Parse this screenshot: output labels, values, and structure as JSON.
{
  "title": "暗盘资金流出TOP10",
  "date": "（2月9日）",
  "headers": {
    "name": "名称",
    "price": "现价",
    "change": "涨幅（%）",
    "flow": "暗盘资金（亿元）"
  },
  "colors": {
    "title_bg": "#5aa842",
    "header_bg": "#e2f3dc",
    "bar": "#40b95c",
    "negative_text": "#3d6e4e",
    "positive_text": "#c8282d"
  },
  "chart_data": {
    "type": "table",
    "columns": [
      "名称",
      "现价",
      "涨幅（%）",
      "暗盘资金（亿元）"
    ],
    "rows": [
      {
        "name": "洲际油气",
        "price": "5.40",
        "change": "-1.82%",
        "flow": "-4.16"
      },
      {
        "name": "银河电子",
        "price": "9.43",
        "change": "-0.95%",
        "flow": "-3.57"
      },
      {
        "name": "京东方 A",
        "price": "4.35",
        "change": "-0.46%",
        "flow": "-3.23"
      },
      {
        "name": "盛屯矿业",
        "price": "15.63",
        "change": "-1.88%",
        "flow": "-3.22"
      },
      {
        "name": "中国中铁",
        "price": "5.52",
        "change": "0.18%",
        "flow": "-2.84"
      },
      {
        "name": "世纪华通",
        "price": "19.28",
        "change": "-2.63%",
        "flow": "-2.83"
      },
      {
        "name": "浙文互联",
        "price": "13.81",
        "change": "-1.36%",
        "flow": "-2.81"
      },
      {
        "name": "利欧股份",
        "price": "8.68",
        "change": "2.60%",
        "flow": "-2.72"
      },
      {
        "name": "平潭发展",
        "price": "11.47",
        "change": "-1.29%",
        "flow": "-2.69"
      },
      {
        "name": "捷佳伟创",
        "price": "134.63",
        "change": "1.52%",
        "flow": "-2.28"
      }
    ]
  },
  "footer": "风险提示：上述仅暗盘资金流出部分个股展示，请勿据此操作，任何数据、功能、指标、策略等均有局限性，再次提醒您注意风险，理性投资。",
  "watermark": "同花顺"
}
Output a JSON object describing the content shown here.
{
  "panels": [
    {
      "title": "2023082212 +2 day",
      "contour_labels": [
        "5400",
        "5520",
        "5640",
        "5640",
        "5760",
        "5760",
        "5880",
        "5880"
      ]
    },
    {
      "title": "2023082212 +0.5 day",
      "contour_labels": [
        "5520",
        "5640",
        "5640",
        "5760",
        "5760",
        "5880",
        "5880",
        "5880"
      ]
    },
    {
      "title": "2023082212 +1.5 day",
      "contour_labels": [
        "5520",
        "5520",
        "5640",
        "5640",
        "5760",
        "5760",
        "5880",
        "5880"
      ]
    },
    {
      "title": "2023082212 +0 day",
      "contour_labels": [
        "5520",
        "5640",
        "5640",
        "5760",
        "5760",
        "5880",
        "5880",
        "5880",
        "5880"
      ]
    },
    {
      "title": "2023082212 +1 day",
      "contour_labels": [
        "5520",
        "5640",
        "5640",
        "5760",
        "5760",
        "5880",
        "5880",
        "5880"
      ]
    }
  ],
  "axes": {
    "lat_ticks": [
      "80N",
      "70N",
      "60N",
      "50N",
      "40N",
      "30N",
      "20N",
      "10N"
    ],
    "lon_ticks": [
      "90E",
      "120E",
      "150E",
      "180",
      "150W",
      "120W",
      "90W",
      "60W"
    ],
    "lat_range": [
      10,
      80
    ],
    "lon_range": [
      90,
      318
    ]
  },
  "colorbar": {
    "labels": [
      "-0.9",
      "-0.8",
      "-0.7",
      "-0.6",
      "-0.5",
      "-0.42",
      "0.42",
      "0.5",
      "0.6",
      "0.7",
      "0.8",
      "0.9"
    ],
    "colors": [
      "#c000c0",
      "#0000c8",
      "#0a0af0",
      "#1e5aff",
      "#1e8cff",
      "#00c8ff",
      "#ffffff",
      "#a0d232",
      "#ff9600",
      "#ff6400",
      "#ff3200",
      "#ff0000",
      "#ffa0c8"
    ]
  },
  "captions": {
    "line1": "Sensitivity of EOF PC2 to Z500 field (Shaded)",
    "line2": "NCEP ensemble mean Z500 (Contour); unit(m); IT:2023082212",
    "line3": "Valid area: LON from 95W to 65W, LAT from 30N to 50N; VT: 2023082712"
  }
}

TASK REQUIREMENTS: Every line above should be retyped exactly as given.

PROBLEM SOLUTION:
Parse this screenshot: output labels, values, and structure as JSON.
{
  "title": "暗盘资金流出TOP10",
  "date": "（2月9日）",
  "headers": {
    "name": "名称",
    "price": "现价",
    "change": "涨幅（%）",
    "flow": "暗盘资金（亿元）"
  },
  "colors": {
    "title_bg": "#5aa842",
    "header_bg": "#e2f3dc",
    "bar": "#40b95c",
    "negative_text": "#3d6e4e",
    "positive_text": "#c8282d"
  },
  "chart_data": {
    "type": "table",
    "columns": [
      "名称",
      "现价",
      "涨幅（%）",
      "暗盘资金（亿元）"
    ],
    "rows": [
      {
        "name": "洲际油气",
        "price": "5.40",
        "change": "-1.82%",
        "flow": "-4.16"
      },
      {
        "name": "银河电子",
        "price": "9.43",
        "change": "-0.95%",
        "flow": "-3.57"
      },
      {
        "name": "京东方 A",
        "price": "4.35",
        "change": "-0.46%",
        "flow": "-3.23"
      },
      {
        "name": "盛屯矿业",
        "price": "15.63",
        "change": "-1.88%",
        "flow": "-3.22"
      },
      {
        "name": "中国中铁",
        "price": "5.52",
        "change": "0.18%",
        "flow": "-2.84"
      },
      {
        "name": "世纪华通",
        "price": "19.28",
        "change": "-2.63%",
        "flow": "-2.83"
      },
      {
        "name": "浙文互联",
        "price": "13.81",
        "change": "-1.36%",
        "flow": "-2.81"
      },
      {
        "name": "利欧股份",
        "price": "8.68",
        "change": "2.60%",
        "flow": "-2.72"
      },
      {
        "name": "平潭发展",
        "price": "11.47",
        "change": "-1.29%",
        "flow": "-2.69"
      },
      {
        "name": "捷佳伟创",
        "price": "134.63",
        "change": "1.52%",
        "flow": "-2.28"
      }
    ]
  },
  "footer": "风险提示：上述仅暗盘资金流出部分个股展示，请勿据此操作，任何数据、功能、指标、策略等均有局限性，再次提醒您注意风险，理性投资。",
  "watermark": "同花顺"
}
Output a JSON object describing the content shown here.
{
  "panels": [
    {
      "title": "2023082212 +2 day",
      "contour_labels": [
        "5400",
        "5520",
        "5640",
        "5640",
        "5760",
        "5760",
        "5880",
        "5880"
      ]
    },
    {
      "title": "2023082212 +0.5 day",
      "contour_labels": [
        "5520",
        "5640",
        "5640",
        "5760",
        "5760",
        "5880",
        "5880",
        "5880"
      ]
    },
    {
      "title": "2023082212 +1.5 day",
      "contour_labels": [
        "5520",
        "5520",
        "5640",
        "5640",
        "5760",
        "5760",
        "5880",
        "5880"
      ]
    },
    {
      "title": "2023082212 +0 day",
      "contour_labels": [
        "5520",
        "5640",
        "5640",
        "5760",
        "5760",
        "5880",
        "5880",
        "5880",
        "5880"
      ]
    },
    {
      "title": "2023082212 +1 day",
      "contour_labels": [
        "5520",
        "5640",
        "5640",
        "5760",
        "5760",
        "5880",
        "5880",
        "5880"
      ]
    }
  ],
  "axes": {
    "lat_ticks": [
      "80N",
      "70N",
      "60N",
      "50N",
      "40N",
      "30N",
      "20N",
      "10N"
    ],
    "lon_ticks": [
      "90E",
      "120E",
      "150E",
      "180",
      "150W",
      "120W",
      "90W",
      "60W"
    ],
    "lat_range": [
      10,
      80
    ],
    "lon_range": [
      90,
      318
    ]
  },
  "colorbar": {
    "labels": [
      "-0.9",
      "-0.8",
      "-0.7",
      "-0.6",
      "-0.5",
      "-0.42",
      "0.42",
      "0.5",
      "0.6",
      "0.7",
      "0.8",
      "0.9"
    ],
    "colors": [
      "#c000c0",
      "#0000c8",
      "#0a0af0",
      "#1e5aff",
      "#1e8cff",
      "#00c8ff",
      "#ffffff",
      "#a0d232",
      "#ff9600",
      "#ff6400",
      "#ff3200",
      "#ff0000",
      "#ffa0c8"
    ]
  },
  "captions": {
    "line1": "Sensitivity of EOF PC2 to Z500 field (Shaded)",
    "line2": "NCEP ensemble mean Z500 (Contour); unit(m); IT:2023082212",
    "line3": "Valid area: LON from 95W to 65W, LAT from 30N to 50N; VT: 2023082712"
  }
}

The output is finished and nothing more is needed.